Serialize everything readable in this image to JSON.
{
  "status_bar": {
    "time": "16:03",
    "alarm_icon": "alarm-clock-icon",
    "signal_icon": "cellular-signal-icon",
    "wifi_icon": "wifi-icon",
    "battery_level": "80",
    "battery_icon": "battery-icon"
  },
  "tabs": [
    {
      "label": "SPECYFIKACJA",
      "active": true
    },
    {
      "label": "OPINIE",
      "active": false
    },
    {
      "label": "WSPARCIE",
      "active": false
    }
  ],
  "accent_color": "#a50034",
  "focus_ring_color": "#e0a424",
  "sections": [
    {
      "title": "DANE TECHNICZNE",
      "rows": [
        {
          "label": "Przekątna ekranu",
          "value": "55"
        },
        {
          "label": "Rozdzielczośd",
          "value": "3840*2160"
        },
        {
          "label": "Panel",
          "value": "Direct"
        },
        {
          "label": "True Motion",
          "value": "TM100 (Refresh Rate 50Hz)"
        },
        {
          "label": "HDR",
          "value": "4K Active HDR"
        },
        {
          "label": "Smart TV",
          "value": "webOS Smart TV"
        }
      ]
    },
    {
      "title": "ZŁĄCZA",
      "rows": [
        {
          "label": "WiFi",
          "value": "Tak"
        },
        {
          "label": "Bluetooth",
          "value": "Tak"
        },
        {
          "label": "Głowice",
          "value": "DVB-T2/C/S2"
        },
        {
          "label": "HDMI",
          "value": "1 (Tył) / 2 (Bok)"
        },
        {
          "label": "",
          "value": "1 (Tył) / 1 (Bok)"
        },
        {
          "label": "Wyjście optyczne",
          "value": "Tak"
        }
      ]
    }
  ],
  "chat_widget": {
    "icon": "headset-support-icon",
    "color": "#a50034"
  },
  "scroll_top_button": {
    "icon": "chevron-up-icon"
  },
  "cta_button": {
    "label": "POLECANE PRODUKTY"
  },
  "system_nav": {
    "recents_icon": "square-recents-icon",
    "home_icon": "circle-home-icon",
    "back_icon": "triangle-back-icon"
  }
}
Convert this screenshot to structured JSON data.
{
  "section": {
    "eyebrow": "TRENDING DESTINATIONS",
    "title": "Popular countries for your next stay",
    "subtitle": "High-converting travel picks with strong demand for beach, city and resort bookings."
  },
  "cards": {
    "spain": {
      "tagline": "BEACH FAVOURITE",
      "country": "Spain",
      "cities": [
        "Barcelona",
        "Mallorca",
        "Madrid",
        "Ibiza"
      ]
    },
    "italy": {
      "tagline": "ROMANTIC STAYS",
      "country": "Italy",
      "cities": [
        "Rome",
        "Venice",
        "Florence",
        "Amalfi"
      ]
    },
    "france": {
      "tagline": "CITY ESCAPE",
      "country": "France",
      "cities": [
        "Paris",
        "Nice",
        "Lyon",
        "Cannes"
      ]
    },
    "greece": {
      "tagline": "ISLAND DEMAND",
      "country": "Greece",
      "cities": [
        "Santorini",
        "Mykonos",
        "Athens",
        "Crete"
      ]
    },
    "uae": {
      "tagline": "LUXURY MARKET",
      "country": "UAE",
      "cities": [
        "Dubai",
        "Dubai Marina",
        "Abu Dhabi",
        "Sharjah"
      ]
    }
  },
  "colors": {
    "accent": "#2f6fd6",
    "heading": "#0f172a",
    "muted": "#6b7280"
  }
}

....

> SHORT EXERCISE
Locate all lines in the listing above with the word "country" and copy them.

> SOLUTION TO THE EXERCISE
      "country": "Spain",
      "country": "Italy",
      "country": "France",
      "country": "Greece",
      "country": "UAE",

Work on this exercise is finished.